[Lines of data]
——————————
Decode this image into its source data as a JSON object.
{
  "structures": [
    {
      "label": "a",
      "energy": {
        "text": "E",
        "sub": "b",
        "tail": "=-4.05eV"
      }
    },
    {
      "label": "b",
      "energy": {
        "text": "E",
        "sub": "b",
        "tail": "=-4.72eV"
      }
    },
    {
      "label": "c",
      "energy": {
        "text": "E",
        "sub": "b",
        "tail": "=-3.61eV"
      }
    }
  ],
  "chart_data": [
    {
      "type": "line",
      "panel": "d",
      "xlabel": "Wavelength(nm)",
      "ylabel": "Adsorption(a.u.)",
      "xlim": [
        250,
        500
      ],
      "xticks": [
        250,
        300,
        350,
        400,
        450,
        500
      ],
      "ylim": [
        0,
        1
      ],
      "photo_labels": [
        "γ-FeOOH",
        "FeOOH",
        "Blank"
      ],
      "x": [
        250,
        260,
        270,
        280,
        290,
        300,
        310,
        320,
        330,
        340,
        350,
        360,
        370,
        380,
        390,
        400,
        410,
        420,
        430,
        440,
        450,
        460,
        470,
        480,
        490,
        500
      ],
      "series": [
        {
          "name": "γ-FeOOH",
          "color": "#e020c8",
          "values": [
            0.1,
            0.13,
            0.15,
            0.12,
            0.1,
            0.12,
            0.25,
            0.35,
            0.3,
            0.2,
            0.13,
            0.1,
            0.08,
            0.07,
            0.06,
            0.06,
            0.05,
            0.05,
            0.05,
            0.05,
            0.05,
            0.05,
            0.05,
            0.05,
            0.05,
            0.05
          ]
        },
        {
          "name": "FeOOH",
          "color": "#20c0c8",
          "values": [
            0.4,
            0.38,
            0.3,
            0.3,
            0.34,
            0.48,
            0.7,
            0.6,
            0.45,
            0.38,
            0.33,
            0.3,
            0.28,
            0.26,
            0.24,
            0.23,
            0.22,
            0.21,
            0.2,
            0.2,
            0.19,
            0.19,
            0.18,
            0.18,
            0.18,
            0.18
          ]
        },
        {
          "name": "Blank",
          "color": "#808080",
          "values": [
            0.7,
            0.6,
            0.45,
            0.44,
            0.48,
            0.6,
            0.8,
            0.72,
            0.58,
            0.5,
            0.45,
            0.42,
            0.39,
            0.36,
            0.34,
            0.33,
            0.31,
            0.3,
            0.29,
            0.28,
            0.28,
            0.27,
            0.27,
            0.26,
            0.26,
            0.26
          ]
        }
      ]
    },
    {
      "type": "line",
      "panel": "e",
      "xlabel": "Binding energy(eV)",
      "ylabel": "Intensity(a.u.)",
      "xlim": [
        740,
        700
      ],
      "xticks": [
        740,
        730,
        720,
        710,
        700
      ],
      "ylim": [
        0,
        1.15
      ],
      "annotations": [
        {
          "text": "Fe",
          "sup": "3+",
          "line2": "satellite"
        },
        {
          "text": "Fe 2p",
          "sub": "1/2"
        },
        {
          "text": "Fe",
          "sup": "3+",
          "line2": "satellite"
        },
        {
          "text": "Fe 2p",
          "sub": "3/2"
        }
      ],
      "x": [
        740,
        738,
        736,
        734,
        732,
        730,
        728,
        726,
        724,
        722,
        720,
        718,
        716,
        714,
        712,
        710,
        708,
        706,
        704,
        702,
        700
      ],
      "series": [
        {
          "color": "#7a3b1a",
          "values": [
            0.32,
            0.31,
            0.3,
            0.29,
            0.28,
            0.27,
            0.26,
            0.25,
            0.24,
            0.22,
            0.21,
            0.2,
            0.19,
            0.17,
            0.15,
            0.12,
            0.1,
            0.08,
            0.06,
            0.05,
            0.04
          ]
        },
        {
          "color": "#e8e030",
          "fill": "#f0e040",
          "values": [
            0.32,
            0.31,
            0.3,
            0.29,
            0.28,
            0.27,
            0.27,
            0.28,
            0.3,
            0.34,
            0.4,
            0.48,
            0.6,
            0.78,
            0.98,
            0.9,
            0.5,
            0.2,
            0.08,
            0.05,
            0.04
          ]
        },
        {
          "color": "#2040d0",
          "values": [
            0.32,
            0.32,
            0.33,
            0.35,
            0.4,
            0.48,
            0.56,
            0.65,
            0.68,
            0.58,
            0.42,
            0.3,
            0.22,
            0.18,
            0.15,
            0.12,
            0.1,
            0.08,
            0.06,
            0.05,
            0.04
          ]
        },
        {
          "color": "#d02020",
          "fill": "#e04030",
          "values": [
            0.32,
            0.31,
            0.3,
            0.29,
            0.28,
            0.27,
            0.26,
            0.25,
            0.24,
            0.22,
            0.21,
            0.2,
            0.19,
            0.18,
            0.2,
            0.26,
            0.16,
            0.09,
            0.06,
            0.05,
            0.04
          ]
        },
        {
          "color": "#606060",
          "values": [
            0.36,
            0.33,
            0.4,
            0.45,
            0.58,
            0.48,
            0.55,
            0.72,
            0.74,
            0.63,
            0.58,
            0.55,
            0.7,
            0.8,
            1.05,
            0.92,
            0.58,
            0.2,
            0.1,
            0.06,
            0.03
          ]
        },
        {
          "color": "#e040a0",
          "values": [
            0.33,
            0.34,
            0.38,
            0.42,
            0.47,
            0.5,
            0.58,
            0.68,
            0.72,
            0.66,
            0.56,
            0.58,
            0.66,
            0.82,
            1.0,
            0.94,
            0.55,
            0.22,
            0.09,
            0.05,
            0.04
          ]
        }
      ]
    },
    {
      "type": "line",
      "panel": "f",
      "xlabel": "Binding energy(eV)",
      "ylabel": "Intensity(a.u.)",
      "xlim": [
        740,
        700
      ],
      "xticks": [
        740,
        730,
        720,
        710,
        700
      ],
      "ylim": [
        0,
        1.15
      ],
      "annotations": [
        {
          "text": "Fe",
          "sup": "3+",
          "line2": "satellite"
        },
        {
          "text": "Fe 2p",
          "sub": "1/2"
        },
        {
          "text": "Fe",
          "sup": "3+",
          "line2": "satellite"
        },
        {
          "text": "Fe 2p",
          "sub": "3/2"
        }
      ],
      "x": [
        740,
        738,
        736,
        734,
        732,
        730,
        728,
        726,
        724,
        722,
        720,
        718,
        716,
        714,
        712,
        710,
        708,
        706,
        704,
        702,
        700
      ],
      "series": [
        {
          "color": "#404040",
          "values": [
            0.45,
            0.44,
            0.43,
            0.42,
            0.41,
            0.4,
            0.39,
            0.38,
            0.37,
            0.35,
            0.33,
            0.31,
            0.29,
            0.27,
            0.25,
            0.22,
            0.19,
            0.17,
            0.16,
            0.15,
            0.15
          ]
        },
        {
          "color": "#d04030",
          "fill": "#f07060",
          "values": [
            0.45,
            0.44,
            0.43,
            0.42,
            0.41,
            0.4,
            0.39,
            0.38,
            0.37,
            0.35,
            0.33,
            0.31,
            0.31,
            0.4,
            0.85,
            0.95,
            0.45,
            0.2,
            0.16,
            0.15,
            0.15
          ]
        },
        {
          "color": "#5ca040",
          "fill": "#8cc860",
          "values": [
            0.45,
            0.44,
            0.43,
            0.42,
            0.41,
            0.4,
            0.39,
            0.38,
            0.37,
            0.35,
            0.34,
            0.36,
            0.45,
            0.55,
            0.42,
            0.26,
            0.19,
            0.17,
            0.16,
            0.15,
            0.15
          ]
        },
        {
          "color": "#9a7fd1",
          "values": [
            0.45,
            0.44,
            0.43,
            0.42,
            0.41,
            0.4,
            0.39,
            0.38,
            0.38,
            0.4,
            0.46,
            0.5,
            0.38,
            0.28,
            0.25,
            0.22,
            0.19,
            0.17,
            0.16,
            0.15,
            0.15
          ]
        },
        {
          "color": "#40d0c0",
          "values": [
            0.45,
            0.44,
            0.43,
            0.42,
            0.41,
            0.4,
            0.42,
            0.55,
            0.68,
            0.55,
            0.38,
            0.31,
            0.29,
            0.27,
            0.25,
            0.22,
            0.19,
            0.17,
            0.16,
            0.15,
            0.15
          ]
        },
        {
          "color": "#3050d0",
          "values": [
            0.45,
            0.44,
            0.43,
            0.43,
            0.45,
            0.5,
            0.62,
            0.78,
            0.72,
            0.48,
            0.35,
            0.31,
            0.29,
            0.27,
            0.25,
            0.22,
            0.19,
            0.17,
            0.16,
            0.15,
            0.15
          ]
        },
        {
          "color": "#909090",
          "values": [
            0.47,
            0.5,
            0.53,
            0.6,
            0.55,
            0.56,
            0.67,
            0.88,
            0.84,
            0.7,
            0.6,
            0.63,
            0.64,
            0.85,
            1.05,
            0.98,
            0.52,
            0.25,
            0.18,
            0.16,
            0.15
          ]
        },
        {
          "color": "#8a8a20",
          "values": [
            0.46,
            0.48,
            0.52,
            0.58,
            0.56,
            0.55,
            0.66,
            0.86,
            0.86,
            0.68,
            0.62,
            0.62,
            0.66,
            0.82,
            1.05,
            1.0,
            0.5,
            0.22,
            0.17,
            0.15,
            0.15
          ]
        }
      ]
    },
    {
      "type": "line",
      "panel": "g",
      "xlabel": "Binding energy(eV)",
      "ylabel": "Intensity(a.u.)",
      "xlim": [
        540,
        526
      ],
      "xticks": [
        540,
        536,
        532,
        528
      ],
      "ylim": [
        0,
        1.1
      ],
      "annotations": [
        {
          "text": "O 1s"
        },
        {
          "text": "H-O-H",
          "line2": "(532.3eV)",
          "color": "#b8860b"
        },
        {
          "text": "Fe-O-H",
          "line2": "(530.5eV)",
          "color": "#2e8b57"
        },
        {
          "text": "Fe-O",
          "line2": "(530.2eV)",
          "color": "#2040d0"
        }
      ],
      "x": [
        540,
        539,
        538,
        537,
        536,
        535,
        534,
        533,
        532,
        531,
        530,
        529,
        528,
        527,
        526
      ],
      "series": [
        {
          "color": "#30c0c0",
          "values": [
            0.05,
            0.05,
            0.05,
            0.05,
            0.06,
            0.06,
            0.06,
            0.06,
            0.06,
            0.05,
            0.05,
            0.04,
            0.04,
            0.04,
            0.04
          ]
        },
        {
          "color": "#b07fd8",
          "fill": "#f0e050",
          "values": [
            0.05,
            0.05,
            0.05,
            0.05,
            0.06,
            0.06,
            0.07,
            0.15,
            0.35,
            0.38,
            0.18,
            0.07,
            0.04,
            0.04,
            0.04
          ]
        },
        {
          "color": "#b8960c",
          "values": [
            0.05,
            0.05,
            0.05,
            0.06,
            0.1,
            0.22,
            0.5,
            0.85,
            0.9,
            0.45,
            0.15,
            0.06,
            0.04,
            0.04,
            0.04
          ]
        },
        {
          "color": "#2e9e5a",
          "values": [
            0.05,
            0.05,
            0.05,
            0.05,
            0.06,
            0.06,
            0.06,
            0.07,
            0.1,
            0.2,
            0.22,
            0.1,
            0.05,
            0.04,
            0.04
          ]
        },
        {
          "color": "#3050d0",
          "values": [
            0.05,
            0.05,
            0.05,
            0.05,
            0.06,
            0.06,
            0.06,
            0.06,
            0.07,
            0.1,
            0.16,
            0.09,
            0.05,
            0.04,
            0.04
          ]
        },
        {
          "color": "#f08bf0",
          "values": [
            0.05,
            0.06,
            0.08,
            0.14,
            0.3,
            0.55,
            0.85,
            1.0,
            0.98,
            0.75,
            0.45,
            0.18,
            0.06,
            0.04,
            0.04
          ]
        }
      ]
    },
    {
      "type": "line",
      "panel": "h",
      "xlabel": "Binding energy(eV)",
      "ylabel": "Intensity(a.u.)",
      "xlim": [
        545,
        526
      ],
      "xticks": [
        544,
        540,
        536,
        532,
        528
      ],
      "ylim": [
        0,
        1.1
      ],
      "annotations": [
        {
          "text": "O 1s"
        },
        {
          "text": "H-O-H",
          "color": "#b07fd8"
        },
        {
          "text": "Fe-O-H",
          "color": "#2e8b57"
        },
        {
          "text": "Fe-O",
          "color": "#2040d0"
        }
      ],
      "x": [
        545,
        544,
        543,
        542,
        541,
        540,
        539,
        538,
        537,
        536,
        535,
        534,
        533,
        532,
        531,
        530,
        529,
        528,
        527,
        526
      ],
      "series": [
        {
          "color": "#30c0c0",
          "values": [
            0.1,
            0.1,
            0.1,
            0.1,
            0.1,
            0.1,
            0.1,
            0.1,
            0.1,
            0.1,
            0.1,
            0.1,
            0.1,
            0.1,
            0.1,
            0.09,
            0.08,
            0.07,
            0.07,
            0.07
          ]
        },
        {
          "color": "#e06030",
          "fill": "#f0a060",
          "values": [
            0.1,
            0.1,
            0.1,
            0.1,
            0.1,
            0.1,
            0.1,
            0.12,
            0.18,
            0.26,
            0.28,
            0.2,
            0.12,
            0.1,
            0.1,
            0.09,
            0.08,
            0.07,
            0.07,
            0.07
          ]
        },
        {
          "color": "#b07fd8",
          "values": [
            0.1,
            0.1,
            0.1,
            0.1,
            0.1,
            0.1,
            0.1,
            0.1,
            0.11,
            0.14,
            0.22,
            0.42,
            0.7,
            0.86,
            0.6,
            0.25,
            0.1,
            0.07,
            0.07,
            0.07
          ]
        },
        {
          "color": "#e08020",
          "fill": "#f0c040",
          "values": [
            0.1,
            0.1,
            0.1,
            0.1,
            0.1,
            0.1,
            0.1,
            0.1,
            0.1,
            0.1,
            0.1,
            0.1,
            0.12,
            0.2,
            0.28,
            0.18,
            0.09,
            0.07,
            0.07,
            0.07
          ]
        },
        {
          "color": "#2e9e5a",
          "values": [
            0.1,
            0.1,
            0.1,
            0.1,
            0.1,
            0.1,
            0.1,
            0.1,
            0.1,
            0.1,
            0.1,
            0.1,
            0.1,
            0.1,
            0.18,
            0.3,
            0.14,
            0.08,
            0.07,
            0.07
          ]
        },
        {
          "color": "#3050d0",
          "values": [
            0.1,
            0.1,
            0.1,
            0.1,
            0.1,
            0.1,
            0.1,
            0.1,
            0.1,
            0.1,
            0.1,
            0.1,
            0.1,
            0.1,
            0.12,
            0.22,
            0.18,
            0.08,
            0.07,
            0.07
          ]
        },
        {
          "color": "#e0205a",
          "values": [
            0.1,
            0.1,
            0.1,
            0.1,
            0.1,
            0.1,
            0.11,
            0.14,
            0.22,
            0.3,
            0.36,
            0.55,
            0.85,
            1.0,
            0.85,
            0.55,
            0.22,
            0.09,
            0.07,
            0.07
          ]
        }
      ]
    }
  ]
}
——————————
The answer must consist solely of the number of lines in the entries that contain the word "panel".

5